(Task prompt) Reproduce the listing below word for word, with no pictures.

(Entries provided)
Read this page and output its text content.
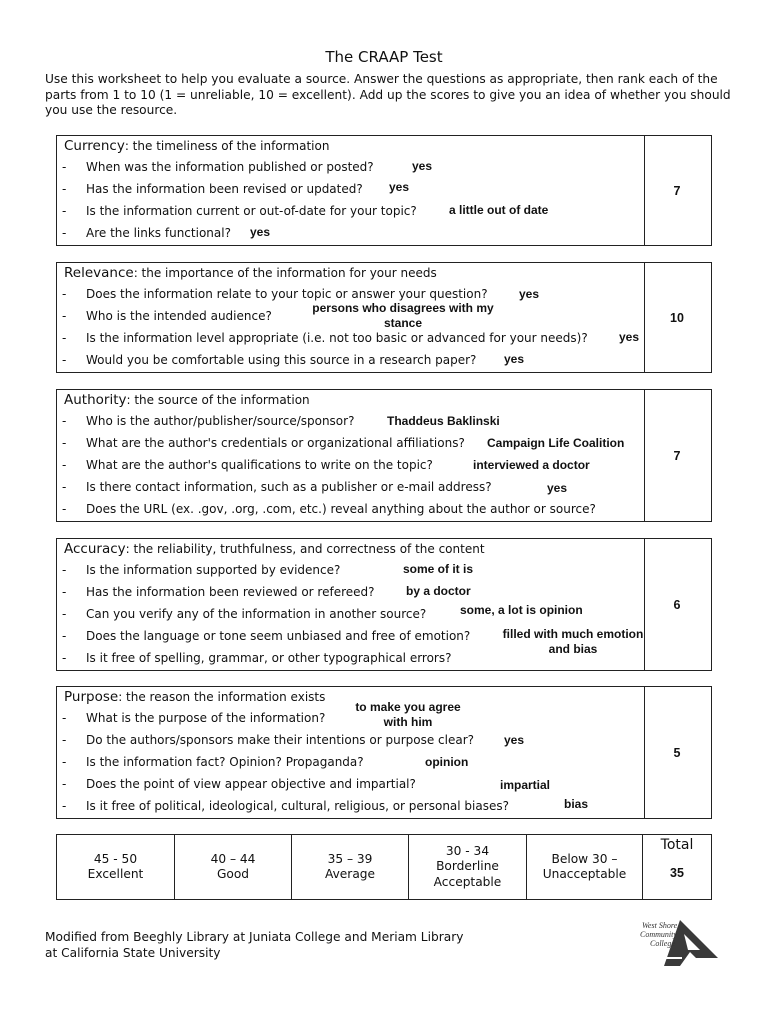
The CRAAP Test
Use this worksheet to help you evaluate a source. Answer the questions as appropriate, then rank each of the parts from 1 to 10 (1 = unreliable, 10 = excellent). Add up the scores to give you an idea of whether you should you use the resource.
Currency: the timeliness of the information
- When was the information published or posted?
- Has the information been revised or updated?
- Is the information current or out-of-date for your topic?
- Are the links functional?
yes
yes
a little out of date
yes
7
Relevance: the importance of the information for your needs
- Does the information relate to your topic or answer your question?
- Who is the intended audience?
- Is the information level appropriate (i.e. not too basic or advanced for your needs)?
- Would you be comfortable using this source in a research paper?
yes
persons who disagrees with my stance
yes
yes
10
Authority: the source of the information
- Who is the author/publisher/source/sponsor?
- What are the author's credentials or organizational affiliations?
- What are the author's qualifications to write on the topic?
- Is there contact information, such as a publisher or e-mail address?
- Does the URL (ex. .gov, .org, .com, etc.) reveal anything about the author or source?
Thaddeus Baklinski
Campaign Life Coalition
interviewed a doctor
yes
7
Accuracy: the reliability, truthfulness, and correctness of the content
- Is the information supported by evidence?
- Has the information been reviewed or refereed?
- Can you verify any of the information in another source?
- Does the language or tone seem unbiased and free of emotion?
- Is it free of spelling, grammar, or other typographical errors?
some of it is
by a doctor
some, a lot is opinion
filled with much emotion and bias
6
Purpose: the reason the information exists
- What is the purpose of the information?
- Do the authors/sponsors make their intentions or purpose clear?
- Is the information fact? Opinion? Propaganda?
- Does the point of view appear objective and impartial?
- Is it free of political, ideological, cultural, religious, or personal biases?
to make you agree with him
yes
opinion
impartial
bias
5
45 - 50
Excellent
40 – 44
Good
35 – 39
Average
30 - 34
Borderline Acceptable
Below 30 –
Unacceptable
Total
35
Modified from Beeghly Library at Juniata College and Meriam Library
at California State University
West Shore
Community
College
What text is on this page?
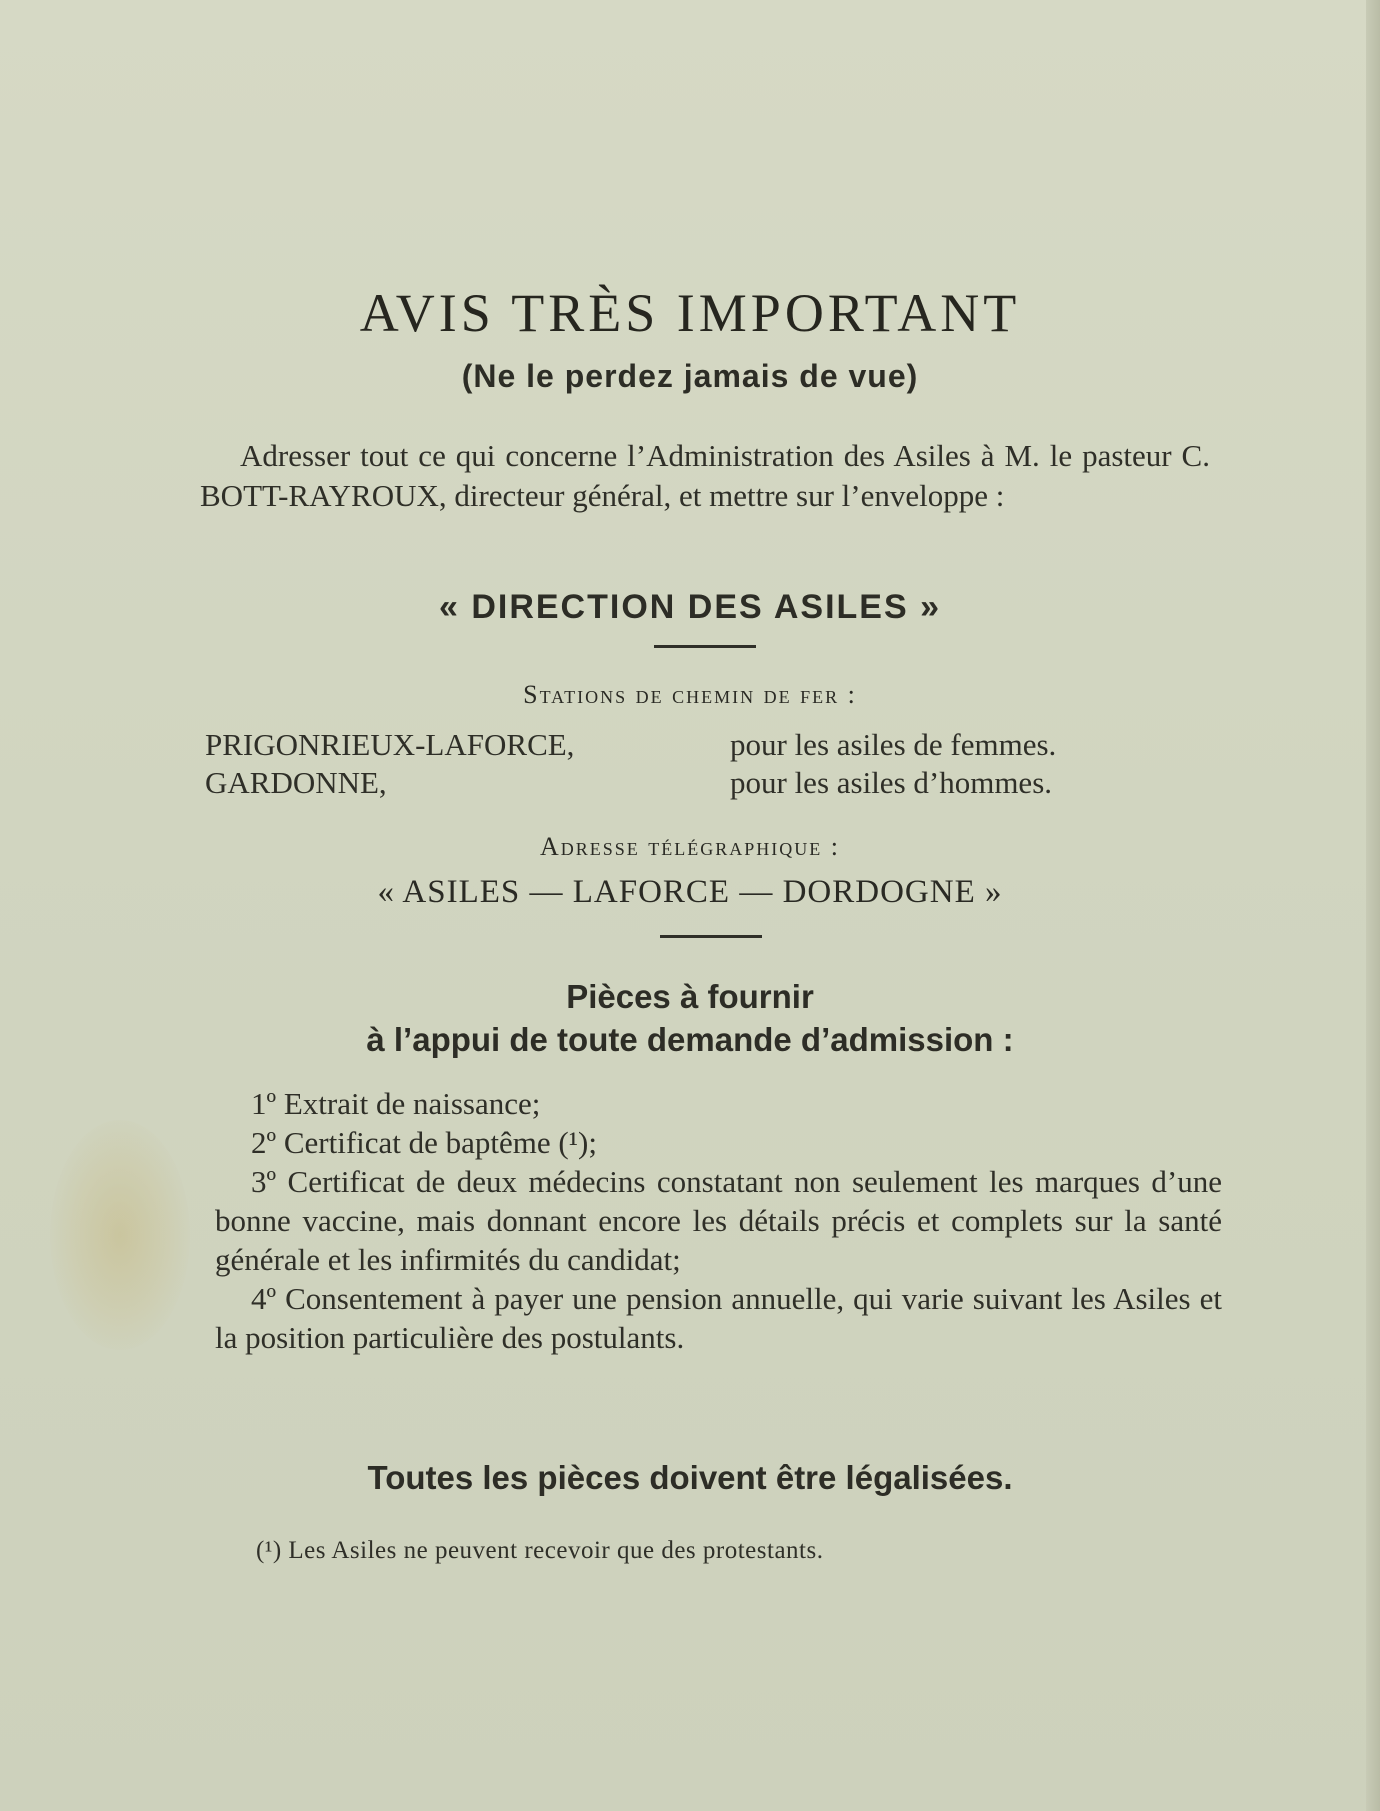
AVIS TRÈS IMPORTANT
(Ne le perdez jamais de vue)

Adresser tout ce qui concerne l’Administration des Asiles à M. le pasteur C. BOTT-RAYROUX, directeur général, et mettre sur l’enveloppe :

« DIRECTION DES ASILES »
Stations de chemin de fer :
PRIGONRIEUX-LAFORCE,	pour les asiles de femmes.
GARDONNE,	pour les asiles d’hommes.
Adresse télégraphique :
« ASILES — LAFORCE — DORDOGNE »
Pièces à fournir
à l’appui de toute demande d’admission :

1º Extrait de naissance;

2º Certificat de baptême (¹);

3º Certificat de deux médecins constatant non seulement les marques d’une bonne vaccine, mais donnant encore les détails précis et complets sur la santé générale et les infirmités du candidat;

4º Consentement à payer une pension annuelle, qui varie suivant les Asiles et la position particulière des postulants.

Toutes les pièces doivent être légalisées.
(¹) Les Asiles ne peuvent recevoir que des protestants.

(Solved exercise)
Read this page and output its text content.
The CRAAP Test
Use this worksheet to help you evaluate a source. Answer the questions as appropriate, then rank each of the parts from 1 to 10 (1 = unreliable, 10 = excellent). Add up the scores to give you an idea of whether you should you use the resource.
Currency: the timeliness of the information
- When was the information published or posted?
- Has the information been revised or updated?
- Is the information current or out-of-date for your topic?
- Are the links functional?
yes
yes
a little out of date
yes
7
Relevance: the importance of the information for your needs
- Does the information relate to your topic or answer your question?
- Who is the intended audience?
- Is the information level appropriate (i.e. not too basic or advanced for your needs)?
- Would you be comfortable using this source in a research paper?
yes
persons who disagrees with my stance
yes
yes
10
Authority: the source of the information
- Who is the author/publisher/source/sponsor?
- What are the author's credentials or organizational affiliations?
- What are the author's qualifications to write on the topic?
- Is there contact information, such as a publisher or e-mail address?
- Does the URL (ex. .gov, .org, .com, etc.) reveal anything about the author or source?
Thaddeus Baklinski
Campaign Life Coalition
interviewed a doctor
yes
7
Accuracy: the reliability, truthfulness, and correctness of the content
- Is the information supported by evidence?
- Has the information been reviewed or refereed?
- Can you verify any of the information in another source?
- Does the language or tone seem unbiased and free of emotion?
- Is it free of spelling, grammar, or other typographical errors?
some of it is
by a doctor
some, a lot is opinion
filled with much emotion and bias
6
Purpose: the reason the information exists
- What is the purpose of the information?
- Do the authors/sponsors make their intentions or purpose clear?
- Is the information fact? Opinion? Propaganda?
- Does the point of view appear objective and impartial?
- Is it free of political, ideological, cultural, religious, or personal biases?
to make you agree with him
yes
opinion
impartial
bias
5
45 - 50
Excellent
40 – 44
Good
35 – 39
Average
30 - 34
Borderline Acceptable
Below 30 –
Unacceptable
Total
35
Modified from Beeghly Library at Juniata College and Meriam Library
at California State University
West Shore
Community
College
What text is on this page?
AVIS TRÈS IMPORTANT
(Ne le perdez jamais de vue)

Adresser tout ce qui concerne l’Administration des Asiles à M. le pasteur C. BOTT-RAYROUX, directeur général, et mettre sur l’enveloppe :

« DIRECTION DES ASILES »
Stations de chemin de fer :
PRIGONRIEUX-LAFORCE,	pour les asiles de femmes.
GARDONNE,	pour les asiles d’hommes.
Adresse télégraphique :
« ASILES — LAFORCE — DORDOGNE »
Pièces à fournir
à l’appui de toute demande d’admission :

1º Extrait de naissance;

2º Certificat de baptême (¹);

3º Certificat de deux médecins constatant non seulement les marques d’une bonne vaccine, mais donnant encore les détails précis et complets sur la santé générale et les infirmités du candidat;

4º Consentement à payer une pension annuelle, qui varie suivant les Asiles et la position particulière des postulants.

Toutes les pièces doivent être légalisées.
(¹) Les Asiles ne peuvent recevoir que des protestants.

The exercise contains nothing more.